#### Excerpted records
:::::
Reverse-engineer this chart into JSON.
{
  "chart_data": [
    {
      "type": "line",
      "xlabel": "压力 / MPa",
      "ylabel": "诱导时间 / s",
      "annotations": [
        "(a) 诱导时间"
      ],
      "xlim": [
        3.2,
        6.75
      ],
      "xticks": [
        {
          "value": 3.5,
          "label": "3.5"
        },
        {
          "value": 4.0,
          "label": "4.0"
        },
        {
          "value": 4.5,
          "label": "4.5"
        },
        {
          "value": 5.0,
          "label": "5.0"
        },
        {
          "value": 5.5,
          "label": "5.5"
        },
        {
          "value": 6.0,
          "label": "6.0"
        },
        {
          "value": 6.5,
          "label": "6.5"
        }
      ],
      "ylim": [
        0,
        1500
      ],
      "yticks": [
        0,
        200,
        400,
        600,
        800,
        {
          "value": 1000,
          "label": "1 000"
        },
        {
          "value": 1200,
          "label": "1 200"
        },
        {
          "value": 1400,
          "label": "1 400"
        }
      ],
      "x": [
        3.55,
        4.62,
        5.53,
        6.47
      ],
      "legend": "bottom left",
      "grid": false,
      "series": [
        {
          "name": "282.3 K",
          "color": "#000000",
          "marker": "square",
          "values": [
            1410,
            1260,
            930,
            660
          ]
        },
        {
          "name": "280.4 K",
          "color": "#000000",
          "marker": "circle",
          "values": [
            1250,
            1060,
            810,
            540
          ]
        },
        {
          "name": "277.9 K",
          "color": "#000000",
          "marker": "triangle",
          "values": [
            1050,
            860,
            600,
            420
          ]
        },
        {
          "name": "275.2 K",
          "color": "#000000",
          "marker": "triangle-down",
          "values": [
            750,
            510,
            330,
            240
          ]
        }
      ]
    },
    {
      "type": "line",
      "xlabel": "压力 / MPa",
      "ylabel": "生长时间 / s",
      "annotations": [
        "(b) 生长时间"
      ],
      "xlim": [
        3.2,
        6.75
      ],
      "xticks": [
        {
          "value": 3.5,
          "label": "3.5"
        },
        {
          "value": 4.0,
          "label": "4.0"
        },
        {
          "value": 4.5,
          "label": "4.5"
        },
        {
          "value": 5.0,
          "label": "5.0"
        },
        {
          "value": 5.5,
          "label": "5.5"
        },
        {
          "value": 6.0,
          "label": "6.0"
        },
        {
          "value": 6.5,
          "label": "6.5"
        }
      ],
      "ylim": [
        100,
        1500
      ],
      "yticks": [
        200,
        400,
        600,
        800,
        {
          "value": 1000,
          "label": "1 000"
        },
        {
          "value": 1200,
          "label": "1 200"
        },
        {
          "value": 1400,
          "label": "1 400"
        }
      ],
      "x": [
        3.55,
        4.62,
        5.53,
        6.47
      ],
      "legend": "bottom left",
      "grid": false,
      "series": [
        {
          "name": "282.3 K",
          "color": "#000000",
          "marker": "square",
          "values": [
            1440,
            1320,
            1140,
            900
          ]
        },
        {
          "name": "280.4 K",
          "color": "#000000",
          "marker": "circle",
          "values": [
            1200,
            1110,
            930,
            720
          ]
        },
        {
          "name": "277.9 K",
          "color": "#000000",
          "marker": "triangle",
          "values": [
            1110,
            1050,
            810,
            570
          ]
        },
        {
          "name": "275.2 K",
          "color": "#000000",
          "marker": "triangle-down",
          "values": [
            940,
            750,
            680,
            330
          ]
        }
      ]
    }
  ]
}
:::::
#### Goal
Take the records above and return them exactly as written.

#### Complete output
Reverse-engineer this chart into JSON.
{
  "chart_data": [
    {
      "type": "line",
      "xlabel": "压力 / MPa",
      "ylabel": "诱导时间 / s",
      "annotations": [
        "(a) 诱导时间"
      ],
      "xlim": [
        3.2,
        6.75
      ],
      "xticks": [
        {
          "value": 3.5,
          "label": "3.5"
        },
        {
          "value": 4.0,
          "label": "4.0"
        },
        {
          "value": 4.5,
          "label": "4.5"
        },
        {
          "value": 5.0,
          "label": "5.0"
        },
        {
          "value": 5.5,
          "label": "5.5"
        },
        {
          "value": 6.0,
          "label": "6.0"
        },
        {
          "value": 6.5,
          "label": "6.5"
        }
      ],
      "ylim": [
        0,
        1500
      ],
      "yticks": [
        0,
        200,
        400,
        600,
        800,
        {
          "value": 1000,
          "label": "1 000"
        },
        {
          "value": 1200,
          "label": "1 200"
        },
        {
          "value": 1400,
          "label": "1 400"
        }
      ],
      "x": [
        3.55,
        4.62,
        5.53,
        6.47
      ],
      "legend": "bottom left",
      "grid": false,
      "series": [
        {
          "name": "282.3 K",
          "color": "#000000",
          "marker": "square",
          "values": [
            1410,
            1260,
            930,
            660
          ]
        },
        {
          "name": "280.4 K",
          "color": "#000000",
          "marker": "circle",
          "values": [
            1250,
            1060,
            810,
            540
          ]
        },
        {
          "name": "277.9 K",
          "color": "#000000",
          "marker": "triangle",
          "values": [
            1050,
            860,
            600,
            420
          ]
        },
        {
          "name": "275.2 K",
          "color": "#000000",
          "marker": "triangle-down",
          "values": [
            750,
            510,
            330,
            240
          ]
        }
      ]
    },
    {
      "type": "line",
      "xlabel": "压力 / MPa",
      "ylabel": "生长时间 / s",
      "annotations": [
        "(b) 生长时间"
      ],
      "xlim": [
        3.2,
        6.75
      ],
      "xticks": [
        {
          "value": 3.5,
          "label": "3.5"
        },
        {
          "value": 4.0,
          "label": "4.0"
        },
        {
          "value": 4.5,
          "label": "4.5"
        },
        {
          "value": 5.0,
          "label": "5.0"
        },
        {
          "value": 5.5,
          "label": "5.5"
        },
        {
          "value": 6.0,
          "label": "6.0"
        },
        {
          "value": 6.5,
          "label": "6.5"
        }
      ],
      "ylim": [
        100,
        1500
      ],
      "yticks": [
        200,
        400,
        600,
        800,
        {
          "value": 1000,
          "label": "1 000"
        },
        {
          "value": 1200,
          "label": "1 200"
        },
        {
          "value": 1400,
          "label": "1 400"
        }
      ],
      "x": [
        3.55,
        4.62,
        5.53,
        6.47
      ],
      "legend": "bottom left",
      "grid": false,
      "series": [
        {
          "name": "282.3 K",
          "color": "#000000",
          "marker": "square",
          "values": [
            1440,
            1320,
            1140,
            900
          ]
        },
        {
          "name": "280.4 K",
          "color": "#000000",
          "marker": "circle",
          "values": [
            1200,
            1110,
            930,
            720
          ]
        },
        {
          "name": "277.9 K",
          "color": "#000000",
          "marker": "triangle",
          "values": [
            1110,
            1050,
            810,
            570
          ]
        },
        {
          "name": "275.2 K",
          "color": "#000000",
          "marker": "triangle-down",
          "values": [
            940,
            750,
            680,
            330
          ]
        }
      ]
    }
  ]
}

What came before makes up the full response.